Write out every line below that includes the word "finite".
%%
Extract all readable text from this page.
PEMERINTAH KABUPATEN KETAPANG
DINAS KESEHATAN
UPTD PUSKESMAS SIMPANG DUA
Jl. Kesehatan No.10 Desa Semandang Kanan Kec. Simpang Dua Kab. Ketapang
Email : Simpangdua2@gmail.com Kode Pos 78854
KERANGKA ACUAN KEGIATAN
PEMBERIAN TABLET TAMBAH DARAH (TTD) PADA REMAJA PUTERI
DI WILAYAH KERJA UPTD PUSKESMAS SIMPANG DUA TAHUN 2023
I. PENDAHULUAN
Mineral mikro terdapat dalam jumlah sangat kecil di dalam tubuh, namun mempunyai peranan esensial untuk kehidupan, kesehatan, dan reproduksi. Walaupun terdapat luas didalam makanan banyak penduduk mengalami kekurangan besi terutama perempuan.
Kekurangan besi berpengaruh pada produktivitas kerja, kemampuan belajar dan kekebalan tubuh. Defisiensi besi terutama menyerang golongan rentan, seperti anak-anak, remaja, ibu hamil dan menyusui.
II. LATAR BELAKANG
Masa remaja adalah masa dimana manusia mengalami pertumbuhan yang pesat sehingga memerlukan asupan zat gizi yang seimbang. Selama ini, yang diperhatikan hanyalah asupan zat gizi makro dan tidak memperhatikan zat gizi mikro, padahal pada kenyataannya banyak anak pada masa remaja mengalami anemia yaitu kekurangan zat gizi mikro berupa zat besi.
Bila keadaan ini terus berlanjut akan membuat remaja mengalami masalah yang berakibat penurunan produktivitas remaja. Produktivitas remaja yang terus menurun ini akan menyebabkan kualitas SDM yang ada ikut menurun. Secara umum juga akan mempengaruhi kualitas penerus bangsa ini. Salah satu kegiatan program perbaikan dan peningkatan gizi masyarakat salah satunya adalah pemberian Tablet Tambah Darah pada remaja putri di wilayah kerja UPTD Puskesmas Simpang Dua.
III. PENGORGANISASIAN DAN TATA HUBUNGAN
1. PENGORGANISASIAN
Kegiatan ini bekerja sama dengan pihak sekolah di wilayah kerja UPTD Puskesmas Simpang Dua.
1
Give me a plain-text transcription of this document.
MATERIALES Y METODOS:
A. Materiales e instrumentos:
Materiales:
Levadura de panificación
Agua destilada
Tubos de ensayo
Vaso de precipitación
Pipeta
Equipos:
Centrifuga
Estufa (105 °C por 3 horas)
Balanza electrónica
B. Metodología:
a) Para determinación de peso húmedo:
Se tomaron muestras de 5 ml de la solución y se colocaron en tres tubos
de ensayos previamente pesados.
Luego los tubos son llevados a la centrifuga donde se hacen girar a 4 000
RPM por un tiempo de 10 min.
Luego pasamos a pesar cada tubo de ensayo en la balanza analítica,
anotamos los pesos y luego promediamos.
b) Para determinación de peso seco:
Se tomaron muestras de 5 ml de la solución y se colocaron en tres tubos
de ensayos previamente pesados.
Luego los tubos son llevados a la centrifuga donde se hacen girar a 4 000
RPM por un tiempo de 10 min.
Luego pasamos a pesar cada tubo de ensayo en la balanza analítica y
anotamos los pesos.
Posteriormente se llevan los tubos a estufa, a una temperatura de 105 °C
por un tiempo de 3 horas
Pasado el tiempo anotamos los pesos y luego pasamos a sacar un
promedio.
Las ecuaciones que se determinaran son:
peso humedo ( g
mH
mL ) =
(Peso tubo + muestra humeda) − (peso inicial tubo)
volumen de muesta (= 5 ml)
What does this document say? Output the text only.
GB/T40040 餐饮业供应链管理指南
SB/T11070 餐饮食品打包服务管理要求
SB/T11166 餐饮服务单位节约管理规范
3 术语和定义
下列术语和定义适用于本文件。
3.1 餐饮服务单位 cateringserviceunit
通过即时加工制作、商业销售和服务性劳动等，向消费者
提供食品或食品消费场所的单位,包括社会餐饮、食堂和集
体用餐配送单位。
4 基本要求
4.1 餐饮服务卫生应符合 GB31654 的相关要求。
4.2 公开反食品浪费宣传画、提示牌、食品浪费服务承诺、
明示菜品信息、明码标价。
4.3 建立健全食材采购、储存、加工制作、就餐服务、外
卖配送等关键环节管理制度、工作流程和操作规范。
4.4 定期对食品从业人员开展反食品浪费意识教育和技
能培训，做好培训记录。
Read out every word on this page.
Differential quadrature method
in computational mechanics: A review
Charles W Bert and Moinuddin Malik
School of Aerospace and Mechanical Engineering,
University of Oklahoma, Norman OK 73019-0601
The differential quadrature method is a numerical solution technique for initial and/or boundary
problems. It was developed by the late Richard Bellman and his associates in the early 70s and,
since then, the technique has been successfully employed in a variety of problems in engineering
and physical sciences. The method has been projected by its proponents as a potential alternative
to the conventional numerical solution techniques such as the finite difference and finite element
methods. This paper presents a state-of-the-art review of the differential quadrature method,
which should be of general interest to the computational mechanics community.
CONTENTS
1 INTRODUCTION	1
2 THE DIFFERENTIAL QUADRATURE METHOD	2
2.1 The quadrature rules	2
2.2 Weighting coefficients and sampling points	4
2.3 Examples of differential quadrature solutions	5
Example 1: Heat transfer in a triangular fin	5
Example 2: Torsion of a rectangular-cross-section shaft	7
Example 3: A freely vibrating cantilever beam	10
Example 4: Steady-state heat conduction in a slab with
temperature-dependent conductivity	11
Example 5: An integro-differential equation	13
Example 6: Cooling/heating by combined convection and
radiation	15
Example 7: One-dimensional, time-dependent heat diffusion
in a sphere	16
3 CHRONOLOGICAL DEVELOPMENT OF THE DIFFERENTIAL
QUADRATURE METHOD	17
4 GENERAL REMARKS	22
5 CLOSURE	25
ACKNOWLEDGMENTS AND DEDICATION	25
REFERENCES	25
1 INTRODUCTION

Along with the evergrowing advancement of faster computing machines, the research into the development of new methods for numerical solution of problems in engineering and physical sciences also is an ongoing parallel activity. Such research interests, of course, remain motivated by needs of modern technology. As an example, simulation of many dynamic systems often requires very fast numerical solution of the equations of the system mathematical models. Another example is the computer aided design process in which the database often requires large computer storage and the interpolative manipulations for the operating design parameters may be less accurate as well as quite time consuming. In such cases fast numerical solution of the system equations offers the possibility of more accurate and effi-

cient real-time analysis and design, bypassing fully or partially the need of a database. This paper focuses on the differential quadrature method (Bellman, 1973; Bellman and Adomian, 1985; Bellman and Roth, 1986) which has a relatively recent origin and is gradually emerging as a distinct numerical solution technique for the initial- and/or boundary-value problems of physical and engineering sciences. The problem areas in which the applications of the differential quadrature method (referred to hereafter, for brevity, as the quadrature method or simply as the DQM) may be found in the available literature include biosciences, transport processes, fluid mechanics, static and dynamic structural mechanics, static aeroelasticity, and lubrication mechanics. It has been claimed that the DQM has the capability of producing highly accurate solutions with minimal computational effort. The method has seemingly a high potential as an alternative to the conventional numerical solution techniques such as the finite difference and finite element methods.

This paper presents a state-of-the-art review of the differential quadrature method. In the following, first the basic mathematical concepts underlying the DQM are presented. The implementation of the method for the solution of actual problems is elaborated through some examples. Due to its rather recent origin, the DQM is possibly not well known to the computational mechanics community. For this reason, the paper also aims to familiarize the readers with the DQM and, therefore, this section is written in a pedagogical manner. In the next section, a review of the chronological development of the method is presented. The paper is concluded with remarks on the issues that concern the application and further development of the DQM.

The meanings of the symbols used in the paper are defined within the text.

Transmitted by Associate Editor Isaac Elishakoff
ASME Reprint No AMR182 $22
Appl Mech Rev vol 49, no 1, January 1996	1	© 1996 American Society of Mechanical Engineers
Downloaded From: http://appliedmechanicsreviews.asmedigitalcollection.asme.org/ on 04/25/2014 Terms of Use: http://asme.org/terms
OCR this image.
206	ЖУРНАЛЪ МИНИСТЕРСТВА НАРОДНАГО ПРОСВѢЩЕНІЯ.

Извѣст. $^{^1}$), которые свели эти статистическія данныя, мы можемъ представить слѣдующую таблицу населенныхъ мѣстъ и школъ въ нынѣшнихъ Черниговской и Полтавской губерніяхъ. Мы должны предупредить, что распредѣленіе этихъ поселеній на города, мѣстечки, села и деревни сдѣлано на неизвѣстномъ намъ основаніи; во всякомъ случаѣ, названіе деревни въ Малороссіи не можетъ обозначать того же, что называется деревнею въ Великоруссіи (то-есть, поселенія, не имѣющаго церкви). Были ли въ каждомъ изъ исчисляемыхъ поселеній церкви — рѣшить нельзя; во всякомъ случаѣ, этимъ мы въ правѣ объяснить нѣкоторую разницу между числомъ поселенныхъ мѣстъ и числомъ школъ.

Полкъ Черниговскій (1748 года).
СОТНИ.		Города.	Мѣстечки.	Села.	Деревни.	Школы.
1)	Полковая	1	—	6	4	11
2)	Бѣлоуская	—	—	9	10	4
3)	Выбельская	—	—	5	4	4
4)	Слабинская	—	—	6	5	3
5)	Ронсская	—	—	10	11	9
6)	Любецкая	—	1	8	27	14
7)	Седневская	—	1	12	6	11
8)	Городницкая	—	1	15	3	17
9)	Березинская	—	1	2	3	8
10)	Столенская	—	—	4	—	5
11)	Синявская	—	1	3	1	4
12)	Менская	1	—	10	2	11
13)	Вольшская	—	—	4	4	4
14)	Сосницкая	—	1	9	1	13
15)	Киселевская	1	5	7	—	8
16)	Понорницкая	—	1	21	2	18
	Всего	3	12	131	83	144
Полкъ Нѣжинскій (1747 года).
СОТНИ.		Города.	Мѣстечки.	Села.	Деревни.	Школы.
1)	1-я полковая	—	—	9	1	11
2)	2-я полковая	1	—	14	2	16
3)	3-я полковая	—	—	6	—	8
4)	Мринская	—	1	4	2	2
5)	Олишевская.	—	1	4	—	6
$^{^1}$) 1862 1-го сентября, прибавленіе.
%%
Correct output:
to the conventional numerical solution techniques such as the finite difference and finite element
cient real-time analysis and design, bypassing fully or partially the need of a database. This paper focuses on the differential quadrature method (Bellman, 1973; Bellman and Adomian, 1985; Bellman and Roth, 1986) which has a relatively recent origin and is gradually emerging as a distinct numerical solution technique for the initial- and/or boundary-value problems of physical and engineering sciences. The problem areas in which the applications of the differential quadrature method (referred to hereafter, for brevity, as the quadrature method or simply as the DQM) may be found in the available literature include biosciences, transport processes, fluid mechanics, static and dynamic structural mechanics, static aeroelasticity, and lubrication mechanics. It has been claimed that the DQM has the capability of producing highly accurate solutions with minimal computational effort. The method has seemingly a high potential as an alternative to the conventional numerical solution techniques such as the finite difference and finite element methods.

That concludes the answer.